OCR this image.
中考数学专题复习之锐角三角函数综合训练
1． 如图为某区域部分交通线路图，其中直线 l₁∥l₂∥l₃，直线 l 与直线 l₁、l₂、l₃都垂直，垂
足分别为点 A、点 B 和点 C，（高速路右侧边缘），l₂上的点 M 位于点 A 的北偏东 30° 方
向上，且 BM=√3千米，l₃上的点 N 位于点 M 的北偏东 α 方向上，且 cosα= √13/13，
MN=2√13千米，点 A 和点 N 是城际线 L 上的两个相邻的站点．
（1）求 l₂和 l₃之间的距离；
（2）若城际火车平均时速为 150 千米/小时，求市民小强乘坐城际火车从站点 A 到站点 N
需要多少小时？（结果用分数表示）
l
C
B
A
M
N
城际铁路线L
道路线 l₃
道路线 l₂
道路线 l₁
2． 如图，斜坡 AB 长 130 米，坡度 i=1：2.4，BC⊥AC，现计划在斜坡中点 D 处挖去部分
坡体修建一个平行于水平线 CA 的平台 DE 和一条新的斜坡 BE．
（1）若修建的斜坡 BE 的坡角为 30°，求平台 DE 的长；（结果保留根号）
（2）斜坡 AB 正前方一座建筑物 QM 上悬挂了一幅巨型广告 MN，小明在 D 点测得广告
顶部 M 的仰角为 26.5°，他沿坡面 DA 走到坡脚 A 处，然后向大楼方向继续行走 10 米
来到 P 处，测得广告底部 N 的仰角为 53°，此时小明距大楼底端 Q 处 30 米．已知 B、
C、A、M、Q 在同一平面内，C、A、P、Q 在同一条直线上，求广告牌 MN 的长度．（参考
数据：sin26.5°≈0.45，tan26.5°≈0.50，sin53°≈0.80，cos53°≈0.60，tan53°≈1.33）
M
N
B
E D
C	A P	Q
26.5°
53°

◆ **What is needed**
Copy the material above back out, exactly as written.

◆ **Completed task**
OCR this image.
中考数学专题复习之锐角三角函数综合训练
1． 如图为某区域部分交通线路图，其中直线 l₁∥l₂∥l₃，直线 l 与直线 l₁、l₂、l₃都垂直，垂
足分别为点 A、点 B 和点 C，（高速路右侧边缘），l₂上的点 M 位于点 A 的北偏东 30° 方
向上，且 BM=√3千米，l₃上的点 N 位于点 M 的北偏东 α 方向上，且 cosα= √13/13，
MN=2√13千米，点 A 和点 N 是城际线 L 上的两个相邻的站点．
（1）求 l₂和 l₃之间的距离；
（2）若城际火车平均时速为 150 千米/小时，求市民小强乘坐城际火车从站点 A 到站点 N
需要多少小时？（结果用分数表示）
l
C
B
A
M
N
城际铁路线L
道路线 l₃
道路线 l₂
道路线 l₁
2． 如图，斜坡 AB 长 130 米，坡度 i=1：2.4，BC⊥AC，现计划在斜坡中点 D 处挖去部分
坡体修建一个平行于水平线 CA 的平台 DE 和一条新的斜坡 BE．
（1）若修建的斜坡 BE 的坡角为 30°，求平台 DE 的长；（结果保留根号）
（2）斜坡 AB 正前方一座建筑物 QM 上悬挂了一幅巨型广告 MN，小明在 D 点测得广告
顶部 M 的仰角为 26.5°，他沿坡面 DA 走到坡脚 A 处，然后向大楼方向继续行走 10 米
来到 P 处，测得广告底部 N 的仰角为 53°，此时小明距大楼底端 Q 处 30 米．已知 B、
C、A、M、Q 在同一平面内，C、A、P、Q 在同一条直线上，求广告牌 MN 的长度．（参考
数据：sin26.5°≈0.45，tan26.5°≈0.50，sin53°≈0.80，cos53°≈0.60，tan53°≈1.33）
M
N
B
E D
C	A P	Q
26.5°
53°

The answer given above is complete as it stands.